>> Start

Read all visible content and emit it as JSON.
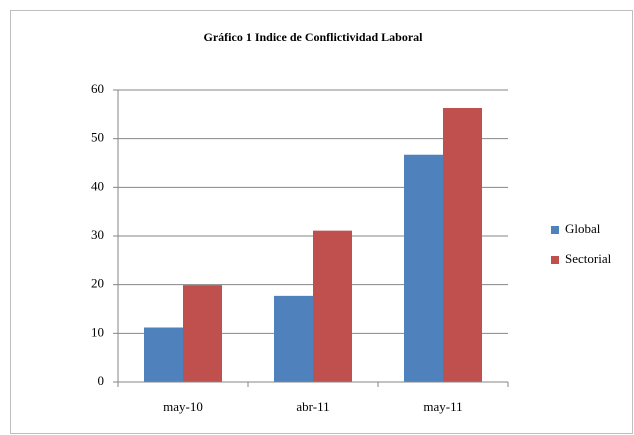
{
  "chart_data": {
    "type": "bar",
    "title": "Gráfico 1 Indice de Conflictividad Laboral",
    "categories": [
      "may-10",
      "abr-11",
      "may-11"
    ],
    "series": [
      {
        "name": "Global",
        "color": "#4f81bd",
        "values": [
          11.2,
          17.7,
          46.7
        ]
      },
      {
        "name": "Sectorial",
        "color": "#c0504d",
        "values": [
          19.9,
          31.1,
          56.3
        ]
      }
    ],
    "ylim": [
      0,
      60
    ],
    "yticks": [
      0,
      10,
      20,
      30,
      40,
      50,
      60
    ],
    "grid": true,
    "legend": "right"
  }
}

>> End

▸ **OBJECTIVE**: All of the data needs repeating exactly, but the pictures do not.

▸ **COMPLETED EXERCISE**:
Read all visible content and emit it as JSON.
{
  "chart_data": {
    "type": "bar",
    "title": "Gráfico 1 Indice de Conflictividad Laboral",
    "categories": [
      "may-10",
      "abr-11",
      "may-11"
    ],
    "series": [
      {
        "name": "Global",
        "color": "#4f81bd",
        "values": [
          11.2,
          17.7,
          46.7
        ]
      },
      {
        "name": "Sectorial",
        "color": "#c0504d",
        "values": [
          19.9,
          31.1,
          56.3
        ]
      }
    ],
    "ylim": [
      0,
      60
    ],
    "yticks": [
      0,
      10,
      20,
      30,
      40,
      50,
      60
    ],
    "grid": true,
    "legend": "right"
  }
}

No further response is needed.